## EXERCISE AIM:
In the material below, list every line carrying the string "fimbrae".

## DATA LISTING:
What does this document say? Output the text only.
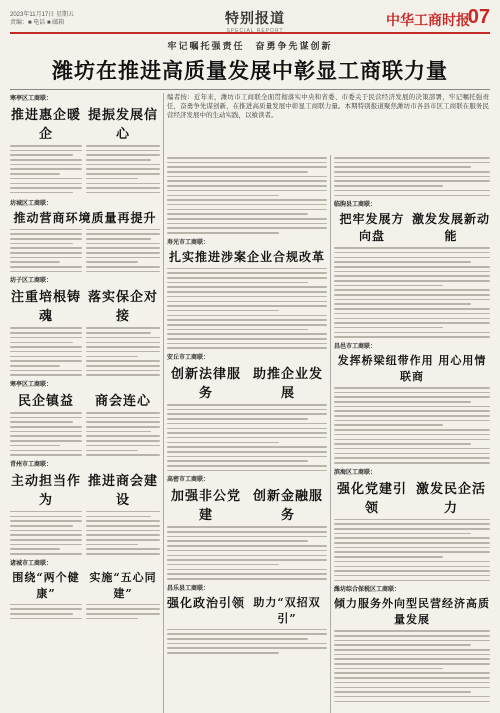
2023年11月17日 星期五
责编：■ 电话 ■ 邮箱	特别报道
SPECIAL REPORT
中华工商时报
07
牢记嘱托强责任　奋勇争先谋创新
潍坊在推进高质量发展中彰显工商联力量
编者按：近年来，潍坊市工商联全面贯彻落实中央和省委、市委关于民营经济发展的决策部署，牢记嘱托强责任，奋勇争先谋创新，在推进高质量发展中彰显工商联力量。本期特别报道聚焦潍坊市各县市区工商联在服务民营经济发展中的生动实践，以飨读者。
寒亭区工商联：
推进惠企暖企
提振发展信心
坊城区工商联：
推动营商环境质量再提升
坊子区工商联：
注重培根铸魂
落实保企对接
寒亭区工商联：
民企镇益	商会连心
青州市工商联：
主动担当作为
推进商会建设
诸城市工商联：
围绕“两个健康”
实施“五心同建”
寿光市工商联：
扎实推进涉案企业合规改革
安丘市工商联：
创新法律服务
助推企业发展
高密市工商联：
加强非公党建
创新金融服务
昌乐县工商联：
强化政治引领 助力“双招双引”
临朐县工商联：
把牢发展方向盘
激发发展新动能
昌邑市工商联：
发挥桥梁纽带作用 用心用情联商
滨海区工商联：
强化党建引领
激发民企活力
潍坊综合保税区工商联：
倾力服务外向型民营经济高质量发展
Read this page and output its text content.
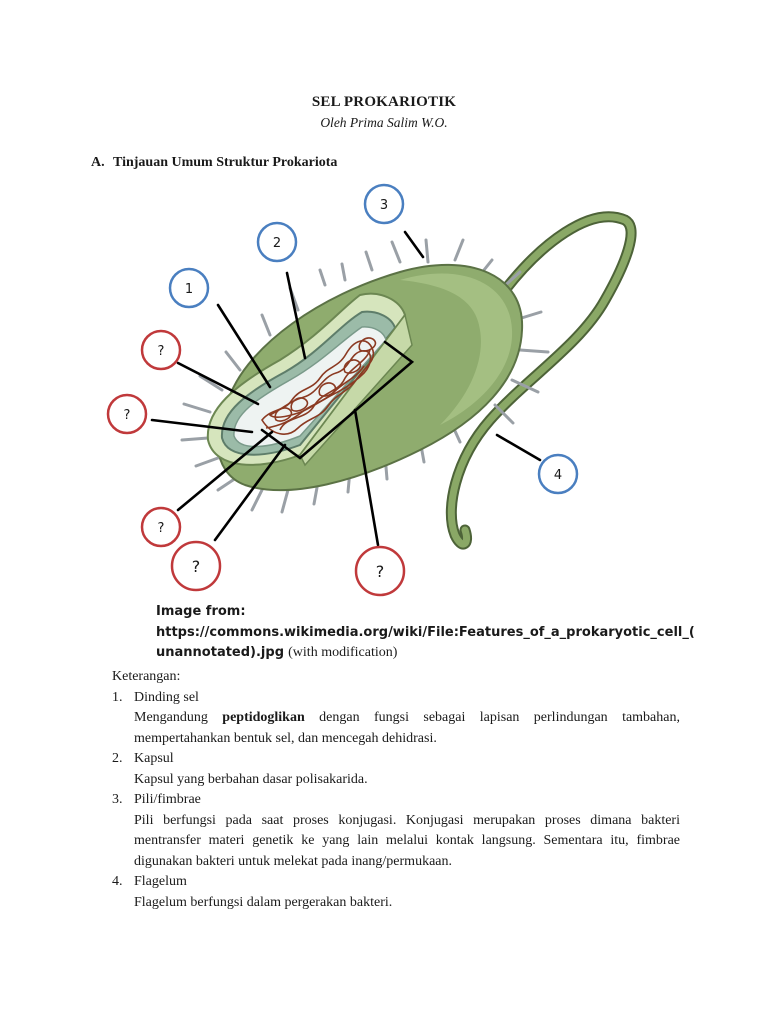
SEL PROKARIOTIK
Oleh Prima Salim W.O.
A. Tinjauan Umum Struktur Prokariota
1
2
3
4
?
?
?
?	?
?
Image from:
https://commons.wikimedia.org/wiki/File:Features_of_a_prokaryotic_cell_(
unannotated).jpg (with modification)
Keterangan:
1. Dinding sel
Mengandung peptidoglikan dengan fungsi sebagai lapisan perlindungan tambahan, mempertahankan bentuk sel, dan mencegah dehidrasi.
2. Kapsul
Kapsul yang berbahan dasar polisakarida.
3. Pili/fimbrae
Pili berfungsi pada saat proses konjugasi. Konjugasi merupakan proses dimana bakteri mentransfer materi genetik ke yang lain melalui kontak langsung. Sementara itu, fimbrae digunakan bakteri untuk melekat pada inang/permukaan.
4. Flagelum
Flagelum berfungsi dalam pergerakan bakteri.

---

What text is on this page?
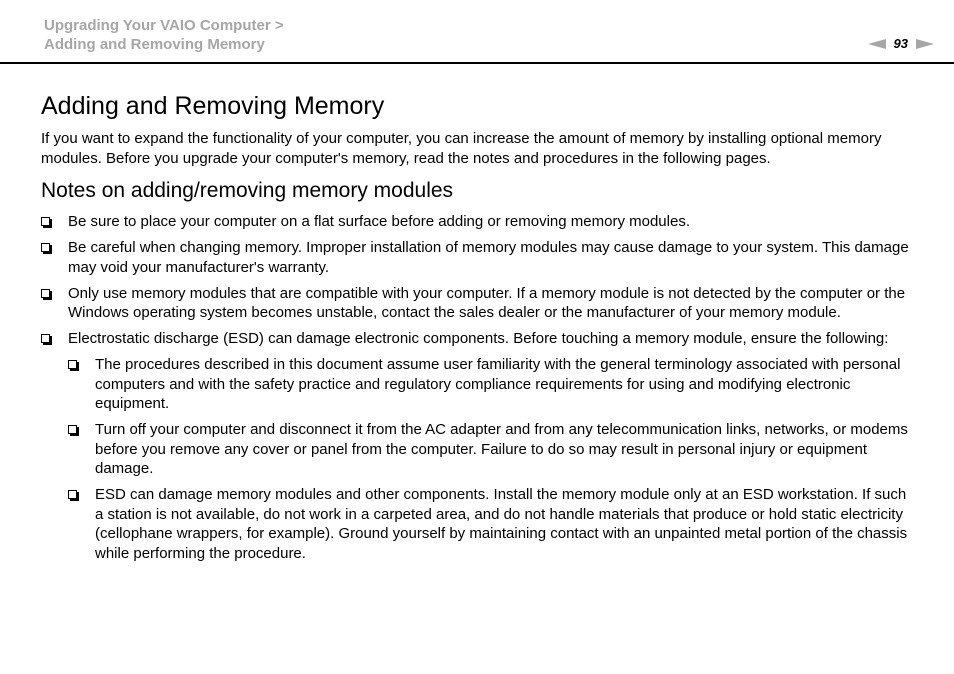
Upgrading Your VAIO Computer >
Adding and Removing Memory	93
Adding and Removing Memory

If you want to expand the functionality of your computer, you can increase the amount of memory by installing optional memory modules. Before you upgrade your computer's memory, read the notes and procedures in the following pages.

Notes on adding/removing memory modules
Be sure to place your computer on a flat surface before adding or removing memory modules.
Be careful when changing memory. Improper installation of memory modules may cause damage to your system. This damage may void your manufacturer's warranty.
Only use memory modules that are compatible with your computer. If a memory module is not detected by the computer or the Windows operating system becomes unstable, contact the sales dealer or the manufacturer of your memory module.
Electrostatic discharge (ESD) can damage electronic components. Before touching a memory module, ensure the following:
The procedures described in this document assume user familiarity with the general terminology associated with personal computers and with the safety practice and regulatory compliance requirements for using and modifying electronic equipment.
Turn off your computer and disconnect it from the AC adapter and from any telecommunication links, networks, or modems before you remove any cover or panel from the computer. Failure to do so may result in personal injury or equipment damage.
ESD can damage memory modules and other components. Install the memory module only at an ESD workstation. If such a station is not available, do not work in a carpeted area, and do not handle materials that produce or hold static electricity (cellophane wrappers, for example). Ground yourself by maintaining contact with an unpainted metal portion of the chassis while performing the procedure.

## FINISHED EXERCISE:
3. Pili/fimbrae
Pili berfungsi pada saat proses konjugasi. Konjugasi merupakan proses dimana bakteri mentransfer materi genetik ke yang lain melalui kontak langsung. Sementara itu, fimbrae digunakan bakteri untuk melekat pada inang/permukaan.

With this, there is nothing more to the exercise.